**Challenge**: Restate, word for word, every line of the data.

**Extracted data**:

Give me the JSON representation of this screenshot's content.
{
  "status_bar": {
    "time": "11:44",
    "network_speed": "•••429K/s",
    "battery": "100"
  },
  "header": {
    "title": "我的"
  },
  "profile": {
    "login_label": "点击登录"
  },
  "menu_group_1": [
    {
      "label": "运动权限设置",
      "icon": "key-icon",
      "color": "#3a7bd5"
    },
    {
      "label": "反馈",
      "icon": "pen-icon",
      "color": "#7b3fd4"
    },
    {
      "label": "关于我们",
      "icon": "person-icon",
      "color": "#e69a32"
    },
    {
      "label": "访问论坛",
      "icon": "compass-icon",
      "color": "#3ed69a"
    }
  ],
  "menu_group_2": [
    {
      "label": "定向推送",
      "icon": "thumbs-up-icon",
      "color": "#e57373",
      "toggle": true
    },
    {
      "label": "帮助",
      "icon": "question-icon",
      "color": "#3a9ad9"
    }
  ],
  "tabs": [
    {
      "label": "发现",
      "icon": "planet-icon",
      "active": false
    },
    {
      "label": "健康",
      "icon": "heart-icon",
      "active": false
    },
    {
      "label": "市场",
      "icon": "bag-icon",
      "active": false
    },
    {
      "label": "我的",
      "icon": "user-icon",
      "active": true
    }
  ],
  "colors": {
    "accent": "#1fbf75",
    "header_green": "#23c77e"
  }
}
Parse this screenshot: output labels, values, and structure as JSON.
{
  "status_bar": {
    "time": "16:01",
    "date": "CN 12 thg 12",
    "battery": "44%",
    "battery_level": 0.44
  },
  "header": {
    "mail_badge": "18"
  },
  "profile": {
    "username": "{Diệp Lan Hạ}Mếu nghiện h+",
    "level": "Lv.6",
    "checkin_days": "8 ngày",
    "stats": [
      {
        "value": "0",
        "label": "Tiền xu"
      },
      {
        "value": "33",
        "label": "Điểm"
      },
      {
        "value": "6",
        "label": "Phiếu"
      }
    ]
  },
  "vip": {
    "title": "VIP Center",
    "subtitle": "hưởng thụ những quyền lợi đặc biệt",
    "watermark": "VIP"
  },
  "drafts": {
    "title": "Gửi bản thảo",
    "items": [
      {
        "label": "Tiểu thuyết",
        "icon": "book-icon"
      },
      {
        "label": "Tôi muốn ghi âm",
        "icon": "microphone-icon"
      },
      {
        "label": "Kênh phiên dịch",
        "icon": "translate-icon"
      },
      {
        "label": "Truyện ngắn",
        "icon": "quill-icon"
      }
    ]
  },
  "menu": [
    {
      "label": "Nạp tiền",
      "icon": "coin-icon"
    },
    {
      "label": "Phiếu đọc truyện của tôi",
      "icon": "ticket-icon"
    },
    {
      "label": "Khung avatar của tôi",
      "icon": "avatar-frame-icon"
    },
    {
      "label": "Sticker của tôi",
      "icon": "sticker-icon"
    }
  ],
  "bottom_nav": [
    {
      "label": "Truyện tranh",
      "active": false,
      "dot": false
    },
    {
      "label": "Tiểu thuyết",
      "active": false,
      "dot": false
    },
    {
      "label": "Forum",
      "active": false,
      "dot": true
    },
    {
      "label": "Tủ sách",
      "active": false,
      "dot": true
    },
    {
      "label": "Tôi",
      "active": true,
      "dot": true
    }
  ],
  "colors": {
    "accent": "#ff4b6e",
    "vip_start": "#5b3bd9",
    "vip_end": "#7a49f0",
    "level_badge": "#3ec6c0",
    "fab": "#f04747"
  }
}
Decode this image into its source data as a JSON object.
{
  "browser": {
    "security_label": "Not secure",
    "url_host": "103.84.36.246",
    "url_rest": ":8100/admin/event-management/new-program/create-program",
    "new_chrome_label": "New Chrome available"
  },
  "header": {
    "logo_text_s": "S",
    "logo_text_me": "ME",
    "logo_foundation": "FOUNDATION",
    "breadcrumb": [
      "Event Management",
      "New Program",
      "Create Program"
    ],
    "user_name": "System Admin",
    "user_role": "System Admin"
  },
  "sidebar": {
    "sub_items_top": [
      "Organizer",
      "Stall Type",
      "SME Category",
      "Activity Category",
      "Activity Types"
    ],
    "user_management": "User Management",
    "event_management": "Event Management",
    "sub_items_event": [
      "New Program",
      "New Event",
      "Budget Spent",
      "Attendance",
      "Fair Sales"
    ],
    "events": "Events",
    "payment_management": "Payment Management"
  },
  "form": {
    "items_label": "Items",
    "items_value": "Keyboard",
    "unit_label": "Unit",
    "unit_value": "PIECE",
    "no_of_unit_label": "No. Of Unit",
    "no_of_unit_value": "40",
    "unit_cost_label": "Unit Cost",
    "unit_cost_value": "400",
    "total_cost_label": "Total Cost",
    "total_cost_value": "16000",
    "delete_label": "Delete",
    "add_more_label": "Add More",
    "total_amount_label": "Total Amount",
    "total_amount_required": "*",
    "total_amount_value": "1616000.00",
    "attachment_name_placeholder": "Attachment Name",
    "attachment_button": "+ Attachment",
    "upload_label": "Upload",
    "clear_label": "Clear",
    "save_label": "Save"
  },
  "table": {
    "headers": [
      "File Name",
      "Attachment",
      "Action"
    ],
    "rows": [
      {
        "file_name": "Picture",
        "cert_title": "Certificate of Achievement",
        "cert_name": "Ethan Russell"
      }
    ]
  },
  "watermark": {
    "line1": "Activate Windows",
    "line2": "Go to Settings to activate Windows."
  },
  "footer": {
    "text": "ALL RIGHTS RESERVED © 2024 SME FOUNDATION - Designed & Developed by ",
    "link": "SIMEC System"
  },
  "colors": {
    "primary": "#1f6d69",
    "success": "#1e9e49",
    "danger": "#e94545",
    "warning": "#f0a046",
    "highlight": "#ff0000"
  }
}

**Answer to the task**:
Give me the JSON representation of this screenshot's content.
{
  "status_bar": {
    "time": "11:44",
    "network_speed": "•••429K/s",
    "battery": "100"
  },
  "header": {
    "title": "我的"
  },
  "profile": {
    "login_label": "点击登录"
  },
  "menu_group_1": [
    {
      "label": "运动权限设置",
      "icon": "key-icon",
      "color": "#3a7bd5"
    },
    {
      "label": "反馈",
      "icon": "pen-icon",
      "color": "#7b3fd4"
    },
    {
      "label": "关于我们",
      "icon": "person-icon",
      "color": "#e69a32"
    },
    {
      "label": "访问论坛",
      "icon": "compass-icon",
      "color": "#3ed69a"
    }
  ],
  "menu_group_2": [
    {
      "label": "定向推送",
      "icon": "thumbs-up-icon",
      "color": "#e57373",
      "toggle": true
    },
    {
      "label": "帮助",
      "icon": "question-icon",
      "color": "#3a9ad9"
    }
  ],
  "tabs": [
    {
      "label": "发现",
      "icon": "planet-icon",
      "active": false
    },
    {
      "label": "健康",
      "icon": "heart-icon",
      "active": false
    },
    {
      "label": "市场",
      "icon": "bag-icon",
      "active": false
    },
    {
      "label": "我的",
      "icon": "user-icon",
      "active": true
    }
  ],
  "colors": {
    "accent": "#1fbf75",
    "header_green": "#23c77e"
  }
}
Parse this screenshot: output labels, values, and structure as JSON.
{
  "status_bar": {
    "time": "16:01",
    "date": "CN 12 thg 12",
    "battery": "44%",
    "battery_level": 0.44
  },
  "header": {
    "mail_badge": "18"
  },
  "profile": {
    "username": "{Diệp Lan Hạ}Mếu nghiện h+",
    "level": "Lv.6",
    "checkin_days": "8 ngày",
    "stats": [
      {
        "value": "0",
        "label": "Tiền xu"
      },
      {
        "value": "33",
        "label": "Điểm"
      },
      {
        "value": "6",
        "label": "Phiếu"
      }
    ]
  },
  "vip": {
    "title": "VIP Center",
    "subtitle": "hưởng thụ những quyền lợi đặc biệt",
    "watermark": "VIP"
  },
  "drafts": {
    "title": "Gửi bản thảo",
    "items": [
      {
        "label": "Tiểu thuyết",
        "icon": "book-icon"
      },
      {
        "label": "Tôi muốn ghi âm",
        "icon": "microphone-icon"
      },
      {
        "label": "Kênh phiên dịch",
        "icon": "translate-icon"
      },
      {
        "label": "Truyện ngắn",
        "icon": "quill-icon"
      }
    ]
  },
  "menu": [
    {
      "label": "Nạp tiền",
      "icon": "coin-icon"
    },
    {
      "label": "Phiếu đọc truyện của tôi",
      "icon": "ticket-icon"
    },
    {
      "label": "Khung avatar của tôi",
      "icon": "avatar-frame-icon"
    },
    {
      "label": "Sticker của tôi",
      "icon": "sticker-icon"
    }
  ],
  "bottom_nav": [
    {
      "label": "Truyện tranh",
      "active": false,
      "dot": false
    },
    {
      "label": "Tiểu thuyết",
      "active": false,
      "dot": false
    },
    {
      "label": "Forum",
      "active": false,
      "dot": true
    },
    {
      "label": "Tủ sách",
      "active": false,
      "dot": true
    },
    {
      "label": "Tôi",
      "active": true,
      "dot": true
    }
  ],
  "colors": {
    "accent": "#ff4b6e",
    "vip_start": "#5b3bd9",
    "vip_end": "#7a49f0",
    "level_badge": "#3ec6c0",
    "fab": "#f04747"
  }
}
Decode this image into its source data as a JSON object.
{
  "browser": {
    "security_label": "Not secure",
    "url_host": "103.84.36.246",
    "url_rest": ":8100/admin/event-management/new-program/create-program",
    "new_chrome_label": "New Chrome available"
  },
  "header": {
    "logo_text_s": "S",
    "logo_text_me": "ME",
    "logo_foundation": "FOUNDATION",
    "breadcrumb": [
      "Event Management",
      "New Program",
      "Create Program"
    ],
    "user_name": "System Admin",
    "user_role": "System Admin"
  },
  "sidebar": {
    "sub_items_top": [
      "Organizer",
      "Stall Type",
      "SME Category",
      "Activity Category",
      "Activity Types"
    ],
    "user_management": "User Management",
    "event_management": "Event Management",
    "sub_items_event": [
      "New Program",
      "New Event",
      "Budget Spent",
      "Attendance",
      "Fair Sales"
    ],
    "events": "Events",
    "payment_management": "Payment Management"
  },
  "form": {
    "items_label": "Items",
    "items_value": "Keyboard",
    "unit_label": "Unit",
    "unit_value": "PIECE",
    "no_of_unit_label": "No. Of Unit",
    "no_of_unit_value": "40",
    "unit_cost_label": "Unit Cost",
    "unit_cost_value": "400",
    "total_cost_label": "Total Cost",
    "total_cost_value": "16000",
    "delete_label": "Delete",
    "add_more_label": "Add More",
    "total_amount_label": "Total Amount",
    "total_amount_required": "*",
    "total_amount_value": "1616000.00",
    "attachment_name_placeholder": "Attachment Name",
    "attachment_button": "+ Attachment",
    "upload_label": "Upload",
    "clear_label": "Clear",
    "save_label": "Save"
  },
  "table": {
    "headers": [
      "File Name",
      "Attachment",
      "Action"
    ],
    "rows": [
      {
        "file_name": "Picture",
        "cert_title": "Certificate of Achievement",
        "cert_name": "Ethan Russell"
      }
    ]
  },
  "watermark": {
    "line1": "Activate Windows",
    "line2": "Go to Settings to activate Windows."
  },
  "footer": {
    "text": "ALL RIGHTS RESERVED © 2024 SME FOUNDATION - Designed & Developed by ",
    "link": "SIMEC System"
  },
  "colors": {
    "primary": "#1f6d69",
    "success": "#1e9e49",
    "danger": "#e94545",
    "warning": "#f0a046",
    "highlight": "#ff0000"
  }
}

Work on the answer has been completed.